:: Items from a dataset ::
————

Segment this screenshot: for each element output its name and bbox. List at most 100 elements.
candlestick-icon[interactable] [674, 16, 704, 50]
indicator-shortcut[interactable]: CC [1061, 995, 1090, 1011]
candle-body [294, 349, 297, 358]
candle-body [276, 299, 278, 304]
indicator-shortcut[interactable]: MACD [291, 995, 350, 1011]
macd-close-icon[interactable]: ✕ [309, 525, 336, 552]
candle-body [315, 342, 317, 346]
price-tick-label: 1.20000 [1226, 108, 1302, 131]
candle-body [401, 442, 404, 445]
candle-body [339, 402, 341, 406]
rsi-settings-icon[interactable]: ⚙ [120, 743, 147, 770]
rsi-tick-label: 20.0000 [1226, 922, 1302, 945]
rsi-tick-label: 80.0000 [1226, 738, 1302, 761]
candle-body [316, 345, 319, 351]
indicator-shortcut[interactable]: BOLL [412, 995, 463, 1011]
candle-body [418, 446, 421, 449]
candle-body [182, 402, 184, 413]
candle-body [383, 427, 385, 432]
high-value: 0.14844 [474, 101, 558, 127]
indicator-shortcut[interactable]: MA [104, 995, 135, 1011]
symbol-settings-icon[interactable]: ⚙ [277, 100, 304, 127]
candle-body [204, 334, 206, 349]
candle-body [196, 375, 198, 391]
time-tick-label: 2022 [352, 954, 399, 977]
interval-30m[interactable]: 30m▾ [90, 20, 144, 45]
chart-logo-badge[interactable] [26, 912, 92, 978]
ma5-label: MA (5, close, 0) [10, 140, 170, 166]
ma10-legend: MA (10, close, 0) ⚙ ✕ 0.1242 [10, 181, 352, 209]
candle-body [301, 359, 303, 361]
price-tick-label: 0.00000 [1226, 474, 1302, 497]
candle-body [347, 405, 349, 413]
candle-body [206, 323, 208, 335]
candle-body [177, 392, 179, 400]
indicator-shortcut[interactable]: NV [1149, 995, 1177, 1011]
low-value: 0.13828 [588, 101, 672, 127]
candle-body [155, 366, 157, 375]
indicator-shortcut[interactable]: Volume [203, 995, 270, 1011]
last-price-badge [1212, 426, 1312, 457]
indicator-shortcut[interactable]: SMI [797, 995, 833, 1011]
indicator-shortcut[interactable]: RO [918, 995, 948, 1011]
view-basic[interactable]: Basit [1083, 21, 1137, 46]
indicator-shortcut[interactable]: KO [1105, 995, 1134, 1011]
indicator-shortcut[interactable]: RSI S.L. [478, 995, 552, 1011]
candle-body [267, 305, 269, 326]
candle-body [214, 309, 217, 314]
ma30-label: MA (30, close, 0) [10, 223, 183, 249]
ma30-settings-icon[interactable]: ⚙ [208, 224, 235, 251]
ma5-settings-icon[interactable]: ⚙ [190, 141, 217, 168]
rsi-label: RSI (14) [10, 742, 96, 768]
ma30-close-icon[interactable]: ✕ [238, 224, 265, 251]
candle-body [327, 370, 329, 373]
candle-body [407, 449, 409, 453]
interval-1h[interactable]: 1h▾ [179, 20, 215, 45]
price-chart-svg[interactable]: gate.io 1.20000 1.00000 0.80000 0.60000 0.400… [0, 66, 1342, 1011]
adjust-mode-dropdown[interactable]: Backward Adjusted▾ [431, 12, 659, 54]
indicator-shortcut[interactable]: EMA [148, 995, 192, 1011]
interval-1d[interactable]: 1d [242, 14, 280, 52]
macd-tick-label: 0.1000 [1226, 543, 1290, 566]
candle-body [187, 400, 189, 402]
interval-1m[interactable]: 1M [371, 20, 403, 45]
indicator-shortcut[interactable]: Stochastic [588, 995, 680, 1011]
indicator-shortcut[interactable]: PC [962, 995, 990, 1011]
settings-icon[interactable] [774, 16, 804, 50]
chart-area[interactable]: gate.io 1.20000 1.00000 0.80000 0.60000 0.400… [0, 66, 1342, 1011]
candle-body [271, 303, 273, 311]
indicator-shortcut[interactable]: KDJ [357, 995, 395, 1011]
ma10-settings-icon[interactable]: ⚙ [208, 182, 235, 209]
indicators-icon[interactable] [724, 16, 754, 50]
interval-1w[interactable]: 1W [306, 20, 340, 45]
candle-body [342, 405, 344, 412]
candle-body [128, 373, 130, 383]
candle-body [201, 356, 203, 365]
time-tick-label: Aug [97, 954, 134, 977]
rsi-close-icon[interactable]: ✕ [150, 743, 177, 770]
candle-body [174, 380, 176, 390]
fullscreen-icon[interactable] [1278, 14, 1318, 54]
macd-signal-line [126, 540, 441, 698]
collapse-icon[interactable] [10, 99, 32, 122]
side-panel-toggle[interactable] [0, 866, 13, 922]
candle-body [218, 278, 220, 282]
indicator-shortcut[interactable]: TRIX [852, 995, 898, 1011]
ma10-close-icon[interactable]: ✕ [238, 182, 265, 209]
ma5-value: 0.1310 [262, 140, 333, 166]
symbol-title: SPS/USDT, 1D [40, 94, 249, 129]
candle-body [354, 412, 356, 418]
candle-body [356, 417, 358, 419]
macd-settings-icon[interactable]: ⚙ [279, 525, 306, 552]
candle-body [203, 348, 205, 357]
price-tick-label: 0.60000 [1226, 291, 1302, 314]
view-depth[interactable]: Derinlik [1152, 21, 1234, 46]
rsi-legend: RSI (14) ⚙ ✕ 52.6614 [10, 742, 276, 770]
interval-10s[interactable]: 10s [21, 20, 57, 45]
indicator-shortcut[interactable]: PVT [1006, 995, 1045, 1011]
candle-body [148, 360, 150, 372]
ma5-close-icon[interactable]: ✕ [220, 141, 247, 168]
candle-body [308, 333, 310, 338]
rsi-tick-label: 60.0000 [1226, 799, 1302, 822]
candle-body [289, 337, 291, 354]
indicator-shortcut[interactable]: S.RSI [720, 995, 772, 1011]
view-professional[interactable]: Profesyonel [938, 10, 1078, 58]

————

Rewrite the records as a numbered list, starting at the first line and ending at the line that contains "indicator-shortcut[interactable]: NV [1149, 995, 1177, 1011]", both included. Leave out any blank lines.

1. Segment this screenshot: for each element output its name and bbox. List at most 100 elements.
2. candlestick-icon[interactable] [674, 16, 704, 50]
3. indicator-shortcut[interactable]: CC [1061, 995, 1090, 1011]
4. candle-body [294, 349, 297, 358]
5. candle-body [276, 299, 278, 304]
6. indicator-shortcut[interactable]: MACD [291, 995, 350, 1011]
7. macd-close-icon[interactable]: ✕ [309, 525, 336, 552]
8. candle-body [315, 342, 317, 346]
9. price-tick-label: 1.20000 [1226, 108, 1302, 131]
10. candle-body [401, 442, 404, 445]
11. candle-body [339, 402, 341, 406]
12. rsi-settings-icon[interactable]: ⚙ [120, 743, 147, 770]
13. rsi-tick-label: 20.0000 [1226, 922, 1302, 945]
14. rsi-tick-label: 80.0000 [1226, 738, 1302, 761]
15. candle-body [316, 345, 319, 351]
16. indicator-shortcut[interactable]: BOLL [412, 995, 463, 1011]
17. candle-body [418, 446, 421, 449]
18. candle-body [182, 402, 184, 413]
19. candle-body [383, 427, 385, 432]
20. high-value: 0.14844 [474, 101, 558, 127]
21. indicator-shortcut[interactable]: MA [104, 995, 135, 1011]
22. symbol-settings-icon[interactable]: ⚙ [277, 100, 304, 127]
23. candle-body [204, 334, 206, 349]
24. candle-body [196, 375, 198, 391]
25. time-tick-label: 2022 [352, 954, 399, 977]
26. interval-30m[interactable]: 30m▾ [90, 20, 144, 45]
27. chart-logo-badge[interactable] [26, 912, 92, 978]
28. ma5-label: MA (5, close, 0) [10, 140, 170, 166]
29. ma10-legend: MA (10, close, 0) ⚙ ✕ 0.1242 [10, 181, 352, 209]
30. candle-body [301, 359, 303, 361]
31. price-tick-label: 0.00000 [1226, 474, 1302, 497]
32. candle-body [347, 405, 349, 413]
33. candle-body [206, 323, 208, 335]
34. candle-body [177, 392, 179, 400]
35. indicator-shortcut[interactable]: NV [1149, 995, 1177, 1011]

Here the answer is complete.